Print the listing in its entirety and exactly, leaving out images.

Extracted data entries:

--------

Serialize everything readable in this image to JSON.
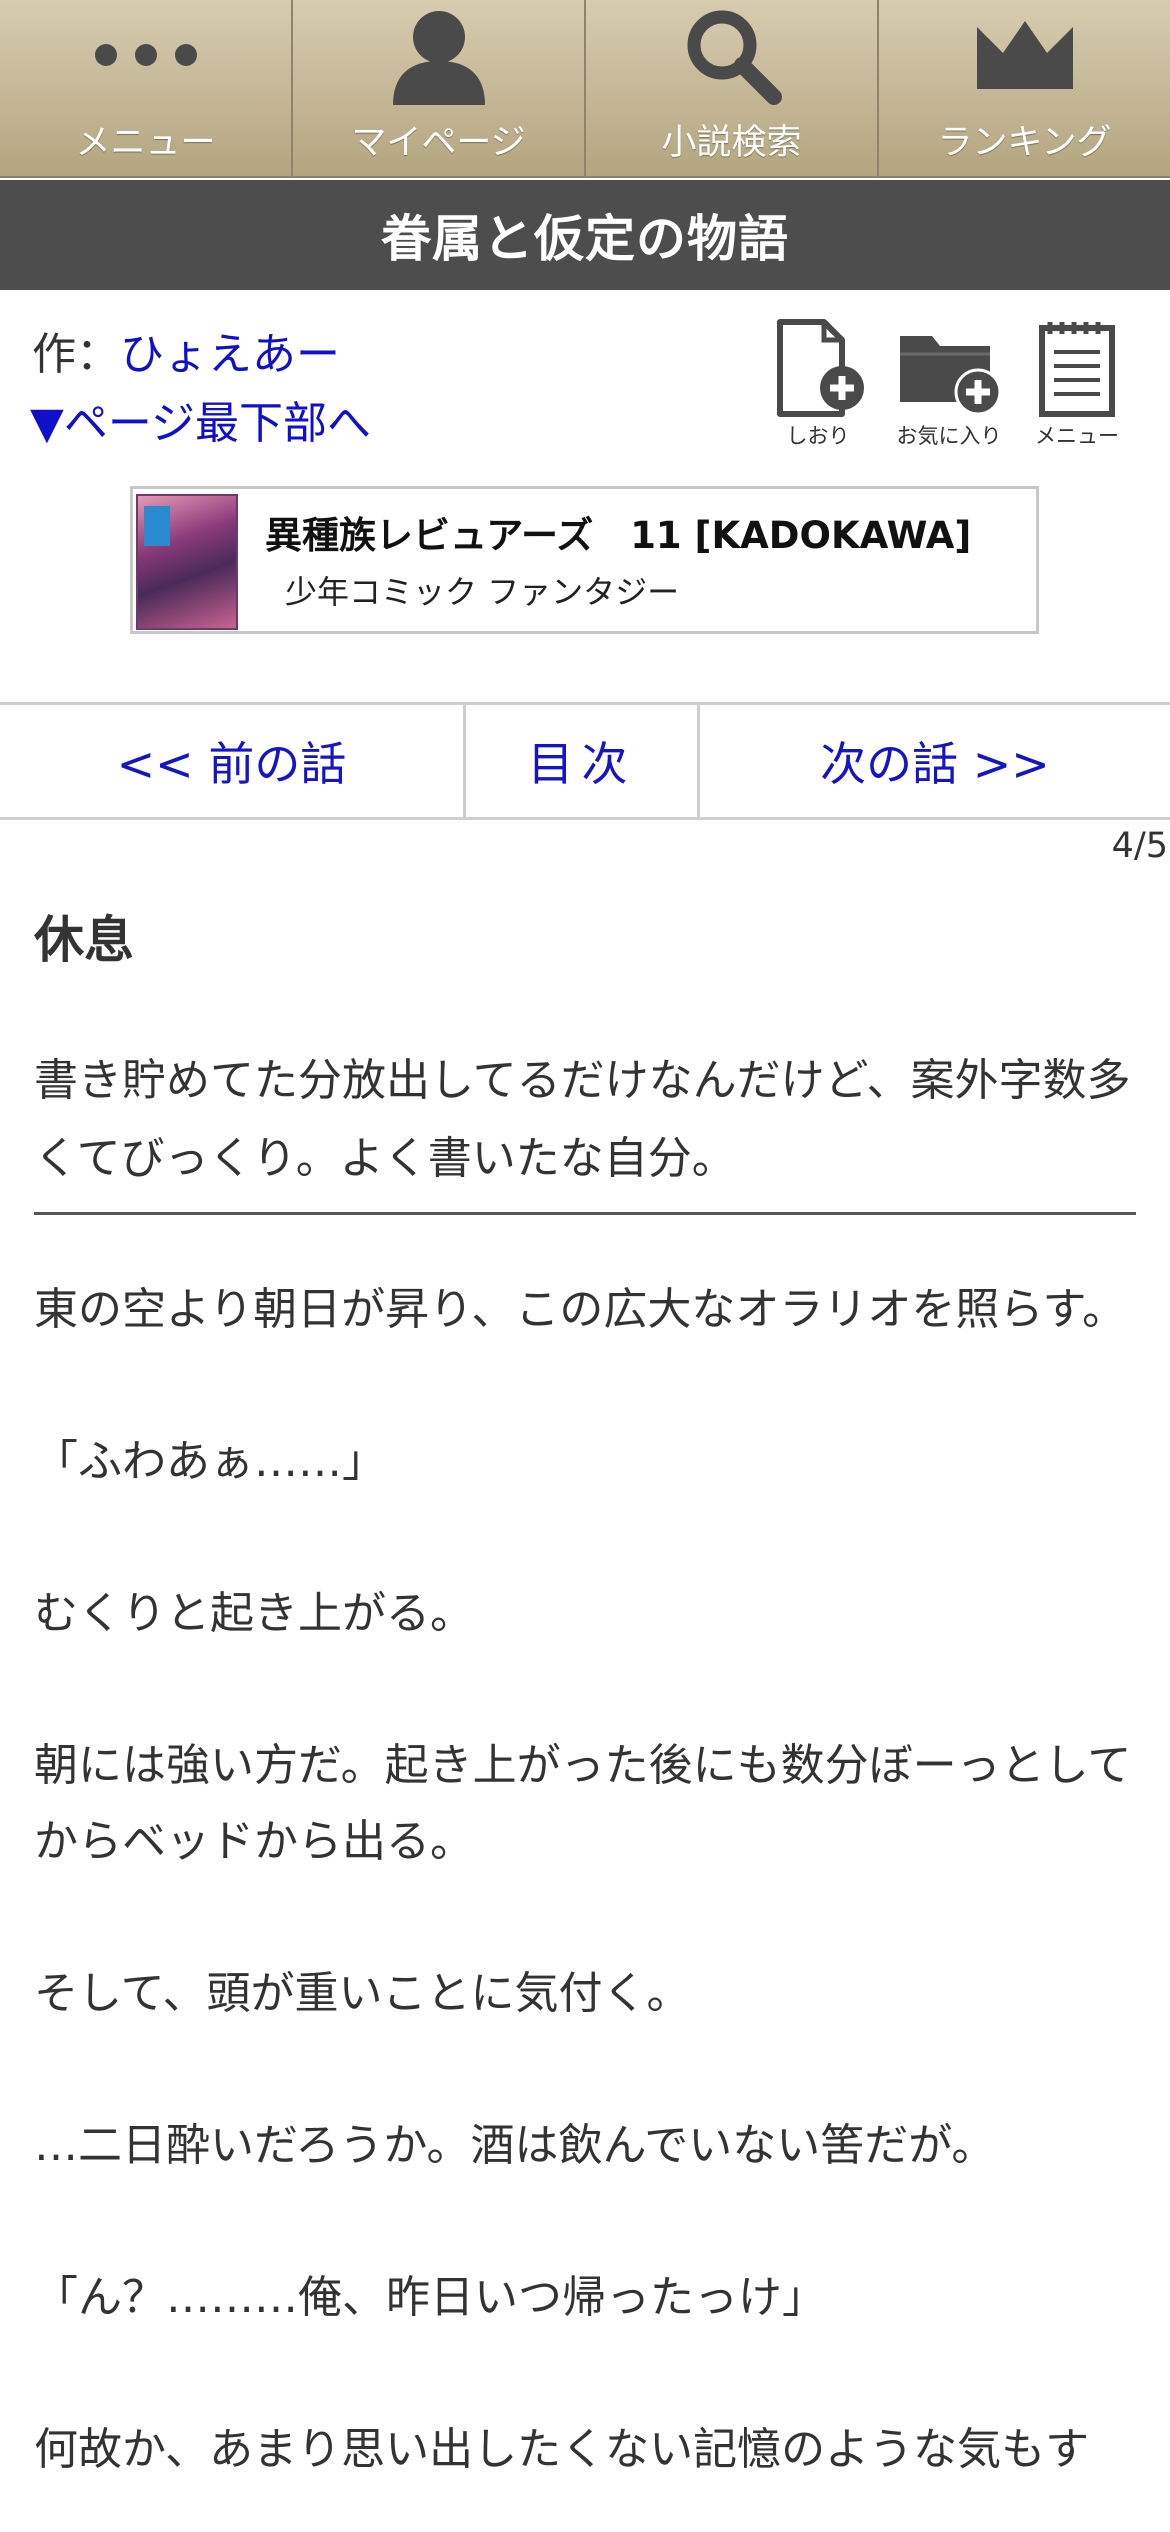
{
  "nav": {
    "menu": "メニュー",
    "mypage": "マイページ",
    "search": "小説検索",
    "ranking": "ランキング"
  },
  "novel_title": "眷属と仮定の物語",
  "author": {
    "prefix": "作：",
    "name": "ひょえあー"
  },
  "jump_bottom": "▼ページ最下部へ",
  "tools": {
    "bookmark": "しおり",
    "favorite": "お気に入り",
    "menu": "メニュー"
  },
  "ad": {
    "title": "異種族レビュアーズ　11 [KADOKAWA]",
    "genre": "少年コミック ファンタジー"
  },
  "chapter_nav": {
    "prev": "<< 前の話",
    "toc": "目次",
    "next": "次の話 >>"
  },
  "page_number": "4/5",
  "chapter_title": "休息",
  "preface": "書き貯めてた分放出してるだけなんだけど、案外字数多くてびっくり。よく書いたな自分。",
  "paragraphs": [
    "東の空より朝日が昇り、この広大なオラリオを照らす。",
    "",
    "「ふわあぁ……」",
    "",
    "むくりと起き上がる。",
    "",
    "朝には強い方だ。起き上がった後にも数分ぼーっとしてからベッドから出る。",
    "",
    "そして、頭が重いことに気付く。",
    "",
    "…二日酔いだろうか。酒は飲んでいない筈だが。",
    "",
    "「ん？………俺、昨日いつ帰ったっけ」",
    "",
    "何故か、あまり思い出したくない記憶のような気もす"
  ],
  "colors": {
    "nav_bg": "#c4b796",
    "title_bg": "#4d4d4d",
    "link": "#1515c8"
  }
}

--------

*Exercise output*:
Serialize everything readable in this image to JSON.
{
  "nav": {
    "menu": "メニュー",
    "mypage": "マイページ",
    "search": "小説検索",
    "ranking": "ランキング"
  },
  "novel_title": "眷属と仮定の物語",
  "author": {
    "prefix": "作：",
    "name": "ひょえあー"
  },
  "jump_bottom": "▼ページ最下部へ",
  "tools": {
    "bookmark": "しおり",
    "favorite": "お気に入り",
    "menu": "メニュー"
  },
  "ad": {
    "title": "異種族レビュアーズ　11 [KADOKAWA]",
    "genre": "少年コミック ファンタジー"
  },
  "chapter_nav": {
    "prev": "<< 前の話",
    "toc": "目次",
    "next": "次の話 >>"
  },
  "page_number": "4/5",
  "chapter_title": "休息",
  "preface": "書き貯めてた分放出してるだけなんだけど、案外字数多くてびっくり。よく書いたな自分。",
  "paragraphs": [
    "東の空より朝日が昇り、この広大なオラリオを照らす。",
    "",
    "「ふわあぁ……」",
    "",
    "むくりと起き上がる。",
    "",
    "朝には強い方だ。起き上がった後にも数分ぼーっとしてからベッドから出る。",
    "",
    "そして、頭が重いことに気付く。",
    "",
    "…二日酔いだろうか。酒は飲んでいない筈だが。",
    "",
    "「ん？………俺、昨日いつ帰ったっけ」",
    "",
    "何故か、あまり思い出したくない記憶のような気もす"
  ],
  "colors": {
    "nav_bg": "#c4b796",
    "title_bg": "#4d4d4d",
    "link": "#1515c8"
  }
}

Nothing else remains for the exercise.